═══ Extract provided

Mexico has become the deadliest place in the world for environmental and land defense activists, according to a global survey released Wednesday, and the Yaqui Indigenous people of northern Mexico are still mourning the killing of water-defense leader Tomás Rojo found dead in June 2021.
The murder of Indigenous land defenders often conjures up images of Amazon activists killed deep in the jungle — and Colombia and Brazil still account for many of the deaths. But according to a report by the nongovernmental group Global Witness, Mexico saw 54 activists killed in 2021, compared to 33 in Colombia and 26 in Brazil. The group recorded the deaths of 200 activists worldwide in 2021.
Latin America accounted for over two-thirds of those slayings — often of the bravest and most well-respected people in their communities.
That was the case with Tómas Rojo, who authorities claim was killed by a local drug gang that wanted the money the Yaquis sometimes earn by collecting tolls at informal highway checkpoints.
Between 2010, when state authorities built a pipeline to siphon off the Yaquis’ water for use in the state capital, Hermosillo, to 2020, Rojo led a series of demonstrations and acts of civil disobedience, including a months-long intermittent blockade of the state’s main highway, which caused millions in losses for businesses and industry.
People who knew Rojo don’t believe the toll money theory: They say he was killed by the powerful interests that stand to profit from the Yaquis’ land and water rights in the northern border state of Sonora, across the border from Arizona.
“Tomás demonstrated his capacity as a natural leader. He was a descendent of warriors,” said Fernando Jiménez, who fought alongside Rojo in a movement to defend the tribe’s water after the government built a dam to divert Yaqui water to rapidly growing Hermosillo in 2010.
Rojo’s body was found half-buried near Vicam, nearly three weeks after he disappeared. He was initially identified by a red neckerchief he had been wearing when he left home.
Rojo was a descendent of Tetabiate, a Yaqui leader killed in a 1901 battle with the government, which deported the surviving Yaquis to work in slave-like conditions on henequen plantations in far-away Yucatan. The last battle against the Yaquis was fought in 1927, and included the government using airplanes against warriors still armed mostly with bows and arrows.
In 2014, Sonora state authorities tried to arrest Rojo and Jiménez on what Yaqui leaders consider trumped-up charges of kidnapping — that were later dismissed; Rojo avoided capture and fled to Mexico City, but Jiménez was jailed in the state capital in Hermosillo. The two kept the movement alive by speaking in Yaqui language in prison telephone calls.

══════
═══ Given information

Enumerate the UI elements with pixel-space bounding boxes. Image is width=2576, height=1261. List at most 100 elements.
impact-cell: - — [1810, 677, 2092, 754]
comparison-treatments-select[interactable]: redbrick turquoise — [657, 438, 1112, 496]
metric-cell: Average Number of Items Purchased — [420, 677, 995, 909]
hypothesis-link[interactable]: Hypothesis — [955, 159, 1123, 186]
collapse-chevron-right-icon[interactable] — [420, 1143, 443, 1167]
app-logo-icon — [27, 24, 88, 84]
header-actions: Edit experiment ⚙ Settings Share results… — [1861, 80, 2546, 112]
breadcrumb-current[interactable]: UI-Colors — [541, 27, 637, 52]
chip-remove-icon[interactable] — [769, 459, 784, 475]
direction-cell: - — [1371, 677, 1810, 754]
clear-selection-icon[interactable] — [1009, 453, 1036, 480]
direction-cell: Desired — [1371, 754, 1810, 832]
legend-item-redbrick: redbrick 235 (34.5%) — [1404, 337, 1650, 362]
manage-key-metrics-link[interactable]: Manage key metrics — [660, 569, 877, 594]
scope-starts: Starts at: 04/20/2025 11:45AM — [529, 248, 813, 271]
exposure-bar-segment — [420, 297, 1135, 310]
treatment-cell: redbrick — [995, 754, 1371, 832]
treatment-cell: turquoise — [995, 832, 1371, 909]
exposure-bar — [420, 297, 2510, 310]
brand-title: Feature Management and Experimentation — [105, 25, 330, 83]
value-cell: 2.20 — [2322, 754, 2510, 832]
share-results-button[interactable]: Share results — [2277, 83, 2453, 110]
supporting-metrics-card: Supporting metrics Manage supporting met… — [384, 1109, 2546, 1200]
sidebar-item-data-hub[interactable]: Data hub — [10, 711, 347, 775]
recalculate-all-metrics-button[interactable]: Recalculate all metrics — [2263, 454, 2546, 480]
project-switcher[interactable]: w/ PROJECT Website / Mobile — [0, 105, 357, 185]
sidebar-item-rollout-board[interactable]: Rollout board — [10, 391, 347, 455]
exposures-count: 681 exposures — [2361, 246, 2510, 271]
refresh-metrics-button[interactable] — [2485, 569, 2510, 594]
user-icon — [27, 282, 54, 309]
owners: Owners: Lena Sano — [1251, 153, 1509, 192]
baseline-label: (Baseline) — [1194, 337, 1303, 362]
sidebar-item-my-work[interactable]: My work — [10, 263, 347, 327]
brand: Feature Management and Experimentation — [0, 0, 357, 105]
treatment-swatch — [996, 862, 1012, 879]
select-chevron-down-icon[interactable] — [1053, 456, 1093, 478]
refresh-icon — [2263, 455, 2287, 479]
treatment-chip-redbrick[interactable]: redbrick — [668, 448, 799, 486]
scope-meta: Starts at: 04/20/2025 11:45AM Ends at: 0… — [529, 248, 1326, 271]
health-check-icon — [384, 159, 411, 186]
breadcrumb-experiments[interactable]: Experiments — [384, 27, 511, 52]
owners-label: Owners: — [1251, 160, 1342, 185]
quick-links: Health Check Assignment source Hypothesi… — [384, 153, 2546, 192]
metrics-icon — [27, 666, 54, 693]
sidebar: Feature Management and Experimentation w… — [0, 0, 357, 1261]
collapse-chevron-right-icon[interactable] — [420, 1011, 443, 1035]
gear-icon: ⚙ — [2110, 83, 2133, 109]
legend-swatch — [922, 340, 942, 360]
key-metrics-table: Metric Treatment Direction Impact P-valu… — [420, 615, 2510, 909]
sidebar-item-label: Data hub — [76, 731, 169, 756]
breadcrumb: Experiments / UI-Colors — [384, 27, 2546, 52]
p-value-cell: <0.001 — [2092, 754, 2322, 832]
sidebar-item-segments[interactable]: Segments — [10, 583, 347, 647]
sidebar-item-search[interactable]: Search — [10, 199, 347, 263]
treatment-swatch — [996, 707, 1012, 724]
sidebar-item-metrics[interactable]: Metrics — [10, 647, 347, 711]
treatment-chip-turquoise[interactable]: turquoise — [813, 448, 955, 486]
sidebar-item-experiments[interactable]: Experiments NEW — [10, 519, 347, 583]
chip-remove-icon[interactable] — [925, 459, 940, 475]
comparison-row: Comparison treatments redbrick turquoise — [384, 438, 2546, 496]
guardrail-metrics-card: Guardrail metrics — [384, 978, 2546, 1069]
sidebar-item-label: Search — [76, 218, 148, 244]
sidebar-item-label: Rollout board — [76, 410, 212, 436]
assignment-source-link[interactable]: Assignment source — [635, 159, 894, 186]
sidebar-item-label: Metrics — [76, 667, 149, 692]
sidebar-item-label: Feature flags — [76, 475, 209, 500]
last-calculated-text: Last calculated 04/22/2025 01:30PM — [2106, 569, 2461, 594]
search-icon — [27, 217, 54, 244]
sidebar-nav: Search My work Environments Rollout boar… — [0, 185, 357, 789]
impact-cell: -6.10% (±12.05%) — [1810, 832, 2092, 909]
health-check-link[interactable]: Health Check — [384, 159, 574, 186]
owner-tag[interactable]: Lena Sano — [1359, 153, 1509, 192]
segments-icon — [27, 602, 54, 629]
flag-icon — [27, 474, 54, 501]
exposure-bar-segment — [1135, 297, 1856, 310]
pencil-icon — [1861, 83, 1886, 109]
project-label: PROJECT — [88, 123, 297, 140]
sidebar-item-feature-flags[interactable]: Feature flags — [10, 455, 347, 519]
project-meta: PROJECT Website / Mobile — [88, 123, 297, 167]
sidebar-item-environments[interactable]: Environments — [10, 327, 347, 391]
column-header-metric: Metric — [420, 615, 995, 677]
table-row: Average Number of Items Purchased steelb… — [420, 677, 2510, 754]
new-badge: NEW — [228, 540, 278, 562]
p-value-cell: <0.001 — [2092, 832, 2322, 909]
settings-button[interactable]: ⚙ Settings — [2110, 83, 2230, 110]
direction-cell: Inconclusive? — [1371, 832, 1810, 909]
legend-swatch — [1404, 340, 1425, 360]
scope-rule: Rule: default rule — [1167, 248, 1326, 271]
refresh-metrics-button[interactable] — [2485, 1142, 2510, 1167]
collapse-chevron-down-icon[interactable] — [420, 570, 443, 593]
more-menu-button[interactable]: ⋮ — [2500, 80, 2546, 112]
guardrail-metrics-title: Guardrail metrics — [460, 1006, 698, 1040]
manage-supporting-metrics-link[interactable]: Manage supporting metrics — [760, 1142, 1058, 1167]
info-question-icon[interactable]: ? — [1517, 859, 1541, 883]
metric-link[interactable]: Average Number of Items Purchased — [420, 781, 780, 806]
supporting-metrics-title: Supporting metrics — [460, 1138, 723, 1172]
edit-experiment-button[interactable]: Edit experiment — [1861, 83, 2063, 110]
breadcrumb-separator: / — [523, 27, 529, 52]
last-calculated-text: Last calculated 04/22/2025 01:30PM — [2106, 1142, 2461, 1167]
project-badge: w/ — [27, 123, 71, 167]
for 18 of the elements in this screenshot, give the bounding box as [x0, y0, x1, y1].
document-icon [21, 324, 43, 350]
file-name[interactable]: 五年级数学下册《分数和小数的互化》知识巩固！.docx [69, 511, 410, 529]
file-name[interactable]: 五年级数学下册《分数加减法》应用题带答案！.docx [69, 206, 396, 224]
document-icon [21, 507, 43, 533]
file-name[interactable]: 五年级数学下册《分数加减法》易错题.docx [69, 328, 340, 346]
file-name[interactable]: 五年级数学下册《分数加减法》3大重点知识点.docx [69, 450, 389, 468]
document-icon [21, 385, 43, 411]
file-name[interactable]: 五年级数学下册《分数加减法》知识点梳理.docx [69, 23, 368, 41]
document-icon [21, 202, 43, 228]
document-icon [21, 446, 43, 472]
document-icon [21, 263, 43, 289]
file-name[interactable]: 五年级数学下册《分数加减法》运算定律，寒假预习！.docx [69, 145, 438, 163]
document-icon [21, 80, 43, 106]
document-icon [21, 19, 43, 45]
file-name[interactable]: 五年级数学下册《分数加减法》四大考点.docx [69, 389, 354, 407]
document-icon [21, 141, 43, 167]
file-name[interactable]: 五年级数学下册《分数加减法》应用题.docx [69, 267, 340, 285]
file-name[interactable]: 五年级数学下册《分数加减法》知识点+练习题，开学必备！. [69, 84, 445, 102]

══════

Requirement: Pick up the article on Tomás Rojo and the killing of land defenders in Mexico after its final sentence and write the next part. None of the entries above are needed here.

Written reply:
“In prison, they made you speak Spanish,” recalls Jiménez. “They didn’t want me to speak my native language because they wanted to know what I was saying.”
The Yaquis are the legal owners of at least half the water in the river basin that bears their name and which they have defended through nearly five centuries of massacres and extermination. But they have seen much of their water redirected to feed burgeoning industries and projects to plant vineyards and avocados in the desert.
President Andrés Manuel López Obrador last month apologized to the Yaquis for past abuses and promised a series of infrastructure programs to improve their lives. But López Obrador has refused to stop the siphoning off of their water, though the director of the local water district, Humberto Borbón, says it is “100% illegal” and court rulings have backed the Yaquis’ position.
The Yaquis find themselves at the center of a perfect storm: Everybody from Mexican drug cartels to water-hungry lithium mines covet their land. But they themselves live in poverty and often don’t even have running water in their homes.
César Cota, a bricklayer and farmer who worked alongside Tomás Rojo, sat beside the Yaqui River — now just a dry gully — and recounted 500 years of Yaqui struggle.
Near his home, in the village of Cocorit, Yaqui warriors confronted Spanish conquistador Diego de Guzman in 1533.
“Our ancestors drew a line in the dirt and said, ‘If you cross this, you’ll be at war with us,’” Cota said. “Since then, we haven’t stopped fighting. By now, in 2022, we shouldn’t have to still be fighting.”
Cota said the river was crucial to the Yaquis. When it flowed regularly, sturdy reeds grew on its banks which the Yaqui used to build everything from houses to funeral biers.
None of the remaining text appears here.